__Text segment__

Cinco de hold the Mayo

cinco

Cinco de Mayo! Ask any American and they know what that is! Why, that’s the day where we celebrate Mexican Independence from Spain! #Wrong #September Wait, you mean that’s not it? It’s gotta be something important in Mexico! #Wrong They celebrate it as much as we do… right? #NotReally Then what’s the deal here?

Cinco de Mayo (Literally “The Fifth of May”) is a celebration of the Mexican Army’s victory over the French at the Battle of Puebla on May 5, 1862. The most obvious question would usually be if that is wrong, because France is usually on the receiving end of an invasion. #ThatsThe20thCentury Its correct, France invaded Mexico in 1861. Now, why would everyone’s favorite pastry makers invade the land of burritos and tequila? #IGotBadNewsForYouAboutBurritos

The French invasion was really over war debt repayments. Starting with the Mexican-American War, the Mexican Treasury began borrowing money from the British, Spanish and French. Between 1858-1861, Mexico found itself in a brutal civil war that pitted the Conservatives against the Liberals over a number of issues, on of which was the Catholic Church’s presence in Mexico. The Liberals won, the Catholic Church was gutted of power in Mexico, but the Mexicans found themselves a few pesos short of being able to repay their debts. The Mexican President Benito Juarez decided that Mexico would not pay back any of its debts for three years. Europes response? The British, Spanish and French sent fleets to the major Mexican port of Veracruz and politely requested that they start paying up.

__Document structure recognition data__
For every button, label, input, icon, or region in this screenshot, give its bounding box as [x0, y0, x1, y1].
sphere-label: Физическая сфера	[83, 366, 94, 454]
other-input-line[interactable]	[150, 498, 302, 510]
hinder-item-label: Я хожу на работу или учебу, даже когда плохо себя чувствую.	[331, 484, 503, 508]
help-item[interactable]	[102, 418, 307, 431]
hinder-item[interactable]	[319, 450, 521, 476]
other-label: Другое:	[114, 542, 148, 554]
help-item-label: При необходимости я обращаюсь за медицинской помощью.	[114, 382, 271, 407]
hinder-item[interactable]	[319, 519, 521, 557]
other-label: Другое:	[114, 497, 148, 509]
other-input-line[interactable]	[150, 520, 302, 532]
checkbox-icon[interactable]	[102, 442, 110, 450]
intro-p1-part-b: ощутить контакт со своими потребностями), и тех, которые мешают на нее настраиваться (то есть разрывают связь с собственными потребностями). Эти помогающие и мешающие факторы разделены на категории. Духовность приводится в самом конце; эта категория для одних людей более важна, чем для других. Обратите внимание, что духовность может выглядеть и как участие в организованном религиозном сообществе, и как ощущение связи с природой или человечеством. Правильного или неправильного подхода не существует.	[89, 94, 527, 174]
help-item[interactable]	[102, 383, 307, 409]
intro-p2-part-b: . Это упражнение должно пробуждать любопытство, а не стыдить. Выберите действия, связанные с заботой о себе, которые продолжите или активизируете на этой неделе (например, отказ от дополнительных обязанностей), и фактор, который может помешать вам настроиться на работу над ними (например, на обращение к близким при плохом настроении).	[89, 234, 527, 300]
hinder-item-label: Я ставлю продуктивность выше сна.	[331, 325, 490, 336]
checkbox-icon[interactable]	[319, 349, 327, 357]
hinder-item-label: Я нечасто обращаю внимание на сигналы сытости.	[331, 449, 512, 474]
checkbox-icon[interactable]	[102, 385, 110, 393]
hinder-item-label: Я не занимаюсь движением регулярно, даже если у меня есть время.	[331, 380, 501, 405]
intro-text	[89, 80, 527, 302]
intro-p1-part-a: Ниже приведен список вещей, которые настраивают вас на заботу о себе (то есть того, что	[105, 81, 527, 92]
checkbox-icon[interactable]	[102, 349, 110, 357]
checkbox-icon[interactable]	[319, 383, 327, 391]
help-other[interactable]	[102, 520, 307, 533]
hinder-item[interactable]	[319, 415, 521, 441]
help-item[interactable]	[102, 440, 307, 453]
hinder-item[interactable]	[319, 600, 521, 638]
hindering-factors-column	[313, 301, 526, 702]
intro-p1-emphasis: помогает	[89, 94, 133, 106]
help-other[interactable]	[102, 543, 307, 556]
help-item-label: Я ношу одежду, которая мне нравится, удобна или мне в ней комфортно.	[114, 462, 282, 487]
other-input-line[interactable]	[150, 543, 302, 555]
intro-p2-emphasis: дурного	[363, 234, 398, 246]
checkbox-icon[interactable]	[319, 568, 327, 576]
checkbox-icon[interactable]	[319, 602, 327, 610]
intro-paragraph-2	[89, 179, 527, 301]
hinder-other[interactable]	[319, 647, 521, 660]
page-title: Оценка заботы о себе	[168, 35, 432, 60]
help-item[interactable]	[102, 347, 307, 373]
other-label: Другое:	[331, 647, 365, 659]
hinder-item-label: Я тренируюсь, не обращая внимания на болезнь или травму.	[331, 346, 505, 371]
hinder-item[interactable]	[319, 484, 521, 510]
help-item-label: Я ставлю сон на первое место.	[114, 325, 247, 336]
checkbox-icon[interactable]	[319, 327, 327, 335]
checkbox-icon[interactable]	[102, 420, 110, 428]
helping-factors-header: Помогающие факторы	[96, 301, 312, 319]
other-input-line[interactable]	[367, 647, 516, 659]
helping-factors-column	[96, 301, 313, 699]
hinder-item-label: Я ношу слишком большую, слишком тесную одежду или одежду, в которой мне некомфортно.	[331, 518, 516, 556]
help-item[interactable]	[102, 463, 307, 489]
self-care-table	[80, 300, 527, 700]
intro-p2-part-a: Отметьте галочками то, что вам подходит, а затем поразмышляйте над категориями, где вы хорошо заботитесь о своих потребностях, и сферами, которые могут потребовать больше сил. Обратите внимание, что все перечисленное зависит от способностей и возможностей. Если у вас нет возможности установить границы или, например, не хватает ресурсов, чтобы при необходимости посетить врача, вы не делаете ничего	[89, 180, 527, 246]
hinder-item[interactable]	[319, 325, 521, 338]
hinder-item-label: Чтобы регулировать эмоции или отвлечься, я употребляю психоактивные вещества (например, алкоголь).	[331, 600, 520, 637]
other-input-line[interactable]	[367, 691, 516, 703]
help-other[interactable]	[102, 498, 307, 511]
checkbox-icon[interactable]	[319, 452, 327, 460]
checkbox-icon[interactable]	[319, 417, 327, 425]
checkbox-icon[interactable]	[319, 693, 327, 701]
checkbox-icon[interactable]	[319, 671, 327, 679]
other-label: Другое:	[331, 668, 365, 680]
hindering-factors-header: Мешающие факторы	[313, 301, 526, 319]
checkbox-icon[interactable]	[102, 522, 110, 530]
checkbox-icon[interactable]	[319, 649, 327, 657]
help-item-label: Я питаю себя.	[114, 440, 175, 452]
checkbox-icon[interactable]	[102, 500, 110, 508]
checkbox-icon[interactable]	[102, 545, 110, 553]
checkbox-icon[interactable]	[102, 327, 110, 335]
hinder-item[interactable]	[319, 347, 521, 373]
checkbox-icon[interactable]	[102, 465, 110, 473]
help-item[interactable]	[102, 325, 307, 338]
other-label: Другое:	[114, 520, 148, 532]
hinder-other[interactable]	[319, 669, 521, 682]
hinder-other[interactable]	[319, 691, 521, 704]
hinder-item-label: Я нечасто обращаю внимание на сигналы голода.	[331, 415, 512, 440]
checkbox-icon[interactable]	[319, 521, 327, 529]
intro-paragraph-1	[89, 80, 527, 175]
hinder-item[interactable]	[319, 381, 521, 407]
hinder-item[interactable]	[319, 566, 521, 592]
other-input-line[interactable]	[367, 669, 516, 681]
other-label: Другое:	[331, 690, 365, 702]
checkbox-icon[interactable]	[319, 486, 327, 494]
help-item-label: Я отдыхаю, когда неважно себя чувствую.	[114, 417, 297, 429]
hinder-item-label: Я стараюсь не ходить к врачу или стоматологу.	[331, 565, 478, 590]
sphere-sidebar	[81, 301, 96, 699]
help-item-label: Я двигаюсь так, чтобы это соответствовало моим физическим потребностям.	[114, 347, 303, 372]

__Exercise directions__
From the Cinco de Mayo post:
(a) What battle does Cinco de Mayo celebrate, and on what date was it fought?
(b) For how many years did Benito Juarez decide Mexico would not pay back its debts?
(c) To which port did the British, Spanish and French send fleets?
Rely only on the Cinco de Mayo post for what comes next.

__Solution to the exercise__
(a) The Battle of Puebla, on May 5, 1862.
(b) Three years.
(c) Veracruz.